* _Data in this exercise_:
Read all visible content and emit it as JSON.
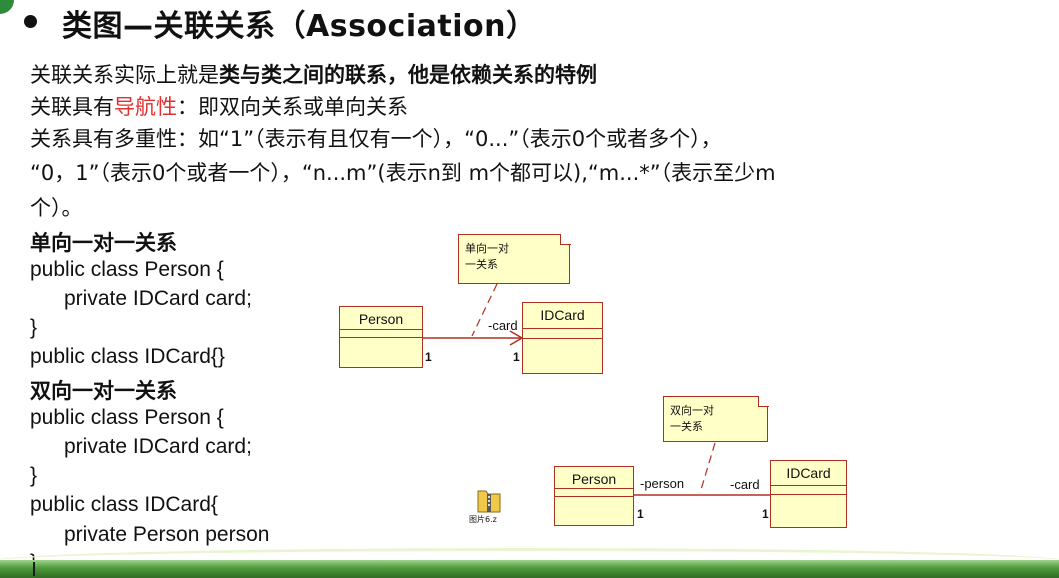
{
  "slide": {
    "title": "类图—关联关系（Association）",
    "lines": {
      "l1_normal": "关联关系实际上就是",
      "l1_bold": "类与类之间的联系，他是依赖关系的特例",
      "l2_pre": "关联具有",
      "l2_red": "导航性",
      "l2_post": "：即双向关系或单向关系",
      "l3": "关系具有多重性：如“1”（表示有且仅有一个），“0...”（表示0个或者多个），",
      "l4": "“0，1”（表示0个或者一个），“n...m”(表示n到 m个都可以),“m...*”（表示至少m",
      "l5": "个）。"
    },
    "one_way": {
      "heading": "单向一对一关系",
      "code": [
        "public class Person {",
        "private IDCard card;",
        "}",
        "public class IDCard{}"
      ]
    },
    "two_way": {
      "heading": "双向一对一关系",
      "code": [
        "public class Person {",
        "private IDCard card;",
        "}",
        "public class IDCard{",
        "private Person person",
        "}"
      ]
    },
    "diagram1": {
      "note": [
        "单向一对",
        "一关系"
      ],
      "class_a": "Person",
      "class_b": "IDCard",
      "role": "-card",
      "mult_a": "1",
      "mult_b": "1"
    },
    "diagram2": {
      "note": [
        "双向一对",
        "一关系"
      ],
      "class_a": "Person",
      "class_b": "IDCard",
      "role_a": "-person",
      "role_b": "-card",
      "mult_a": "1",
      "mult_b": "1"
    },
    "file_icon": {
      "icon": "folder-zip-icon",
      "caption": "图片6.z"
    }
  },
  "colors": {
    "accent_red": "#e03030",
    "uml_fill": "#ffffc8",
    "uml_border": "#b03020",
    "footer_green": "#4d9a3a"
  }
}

* _Problem to solve_:
Copy the entries exactly. Leave out the images.

* _Full answer_:
Read all visible content and emit it as JSON.
{
  "slide": {
    "title": "类图—关联关系（Association）",
    "lines": {
      "l1_normal": "关联关系实际上就是",
      "l1_bold": "类与类之间的联系，他是依赖关系的特例",
      "l2_pre": "关联具有",
      "l2_red": "导航性",
      "l2_post": "：即双向关系或单向关系",
      "l3": "关系具有多重性：如“1”（表示有且仅有一个），“0...”（表示0个或者多个），",
      "l4": "“0，1”（表示0个或者一个），“n...m”(表示n到 m个都可以),“m...*”（表示至少m",
      "l5": "个）。"
    },
    "one_way": {
      "heading": "单向一对一关系",
      "code": [
        "public class Person {",
        "private IDCard card;",
        "}",
        "public class IDCard{}"
      ]
    },
    "two_way": {
      "heading": "双向一对一关系",
      "code": [
        "public class Person {",
        "private IDCard card;",
        "}",
        "public class IDCard{",
        "private Person person",
        "}"
      ]
    },
    "diagram1": {
      "note": [
        "单向一对",
        "一关系"
      ],
      "class_a": "Person",
      "class_b": "IDCard",
      "role": "-card",
      "mult_a": "1",
      "mult_b": "1"
    },
    "diagram2": {
      "note": [
        "双向一对",
        "一关系"
      ],
      "class_a": "Person",
      "class_b": "IDCard",
      "role_a": "-person",
      "role_b": "-card",
      "mult_a": "1",
      "mult_b": "1"
    },
    "file_icon": {
      "icon": "folder-zip-icon",
      "caption": "图片6.z"
    }
  },
  "colors": {
    "accent_red": "#e03030",
    "uml_fill": "#ffffc8",
    "uml_border": "#b03020",
    "footer_green": "#4d9a3a"
  }
}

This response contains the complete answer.